* What is asked
Provide nothing but the number of lines containing the string "铁道学院".

* Record set
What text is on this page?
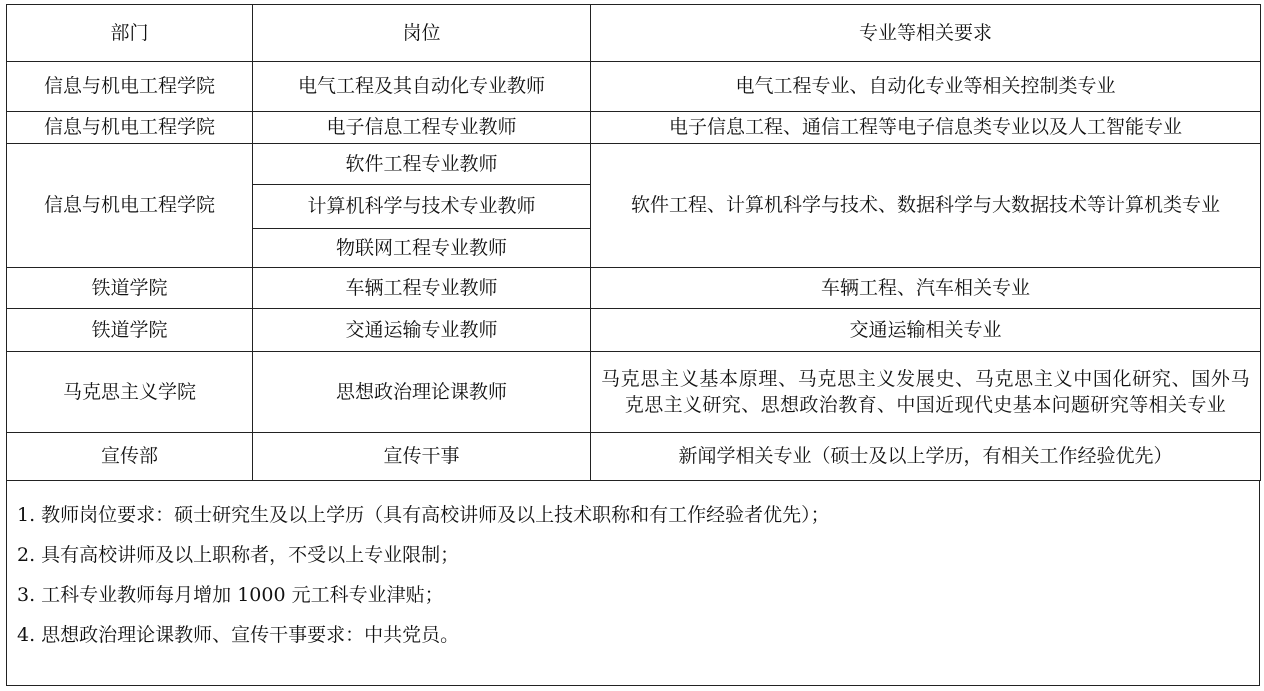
部门	岗位	专业等相关要求
信息与机电工程学院	电气工程及其自动化专业教师	电气工程专业、自动化专业等相关控制类专业
信息与机电工程学院	电子信息工程专业教师	电子信息工程、通信工程等电子信息类专业以及人工智能专业
信息与机电工程学院	软件工程专业教师	软件工程、计算机科学与技术、数据科学与大数据技术等计算机类专业
	计算机科学与技术专业教师	
	物联网工程专业教师	
铁道学院	车辆工程专业教师	车辆工程、汽车相关专业
铁道学院	交通运输专业教师	交通运输相关专业
马克思主义学院	思想政治理论课教师	马克思主义基本原理、马克思主义发展史、马克思主义中国化研究、国外马克思主义研究、思想政治教育、中国近现代史基本问题研究等相关专业
宣传部	宣传干事	新闻学相关专业（硕士及以上学历，有相关工作经验优先）
1. 教师岗位要求：硕士研究生及以上学历（具有高校讲师及以上技术职称和有工作经验者优先）；
2. 具有高校讲师及以上职称者，不受以上专业限制；
3. 工科专业教师每月增加 1000 元工科专业津贴；
4. 思想政治理论课教师、宣传干事要求：中共党员。
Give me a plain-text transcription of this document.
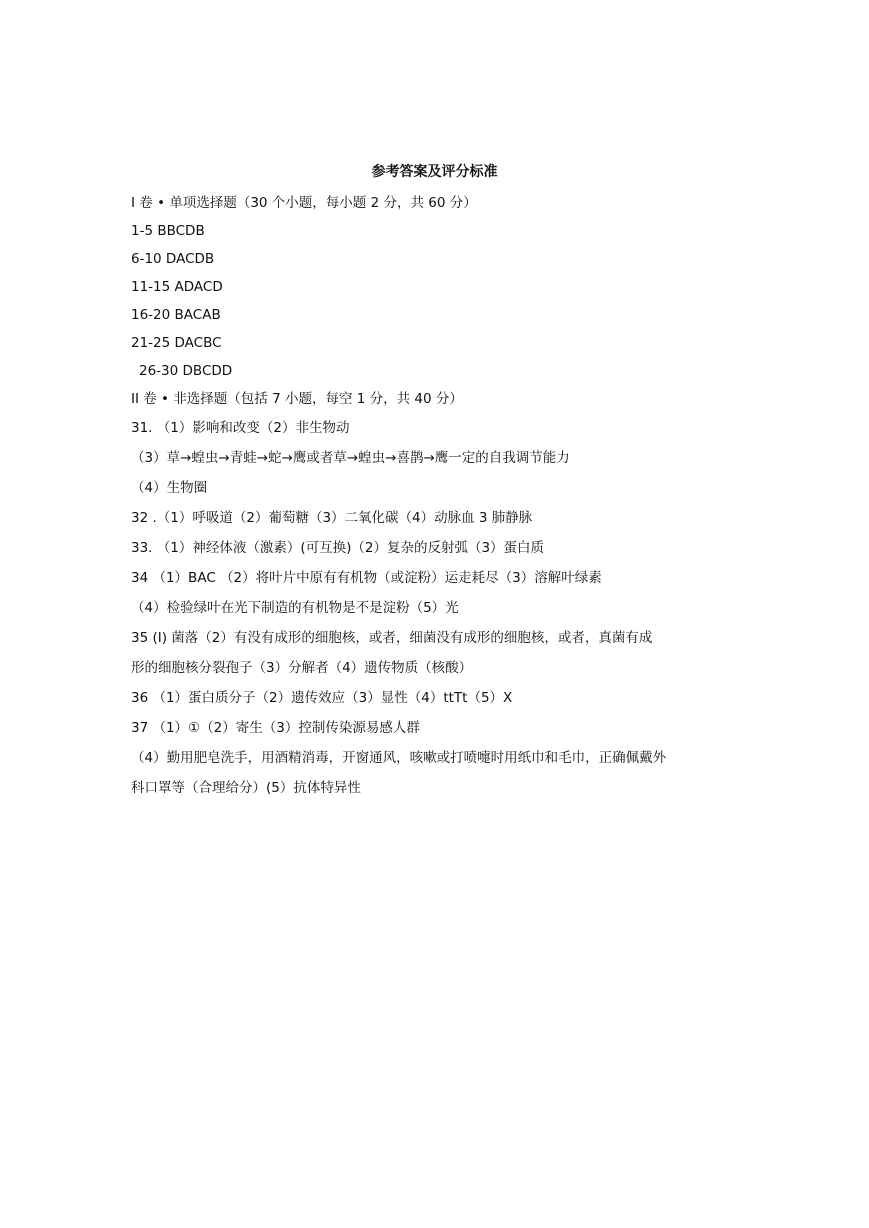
参考答案及评分标准
I 卷 • 单项选择题（30 个小题，每小题 2 分，共 60 分）
1-5 BBCDB
6-10 DACDB
11-15 ADACD
16-20 BACAB
21-25 DACBC
26-30 DBCDD
II 卷 • 非选择题（包括 7 小题，每空 1 分，共 40 分）
31. （1）影响和改变（2）非生物动
（3）草→蝗虫→青蛙→蛇→鹰或者草→蝗虫→喜鹊→鹰一定的自我调节能力
（4）生物圈
32 .（1）呼吸道（2）葡萄糖（3）二氧化碳（4）动脉血 3 肺静脉
33. （1）神经体液（激素）(可互换)（2）复杂的反射弧（3）蛋白质
34 （1）BAC （2）将叶片中原有有机物（或淀粉）运走耗尽（3）溶解叶绿素
（4）检验绿叶在光下制造的有机物是不是淀粉（5）光
35 (Ⅰ) 菌落（2）有没有成形的细胞核，或者，细菌没有成形的细胞核，或者，真菌有成
形的细胞核分裂孢子（3）分解者（4）遗传物质（核酸）
36 （1）蛋白质分子（2）遗传效应（3）显性（4）ttTt（5）X
37 （1）①（2）寄生（3）控制传染源易感人群
（4）勤用肥皂洗手，用酒精消毒，开窗通风，咳嗽或打喷嚏时用纸巾和毛巾，正确佩戴外
科口罩等（合理给分）(5）抗体特异性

* Finished answer
2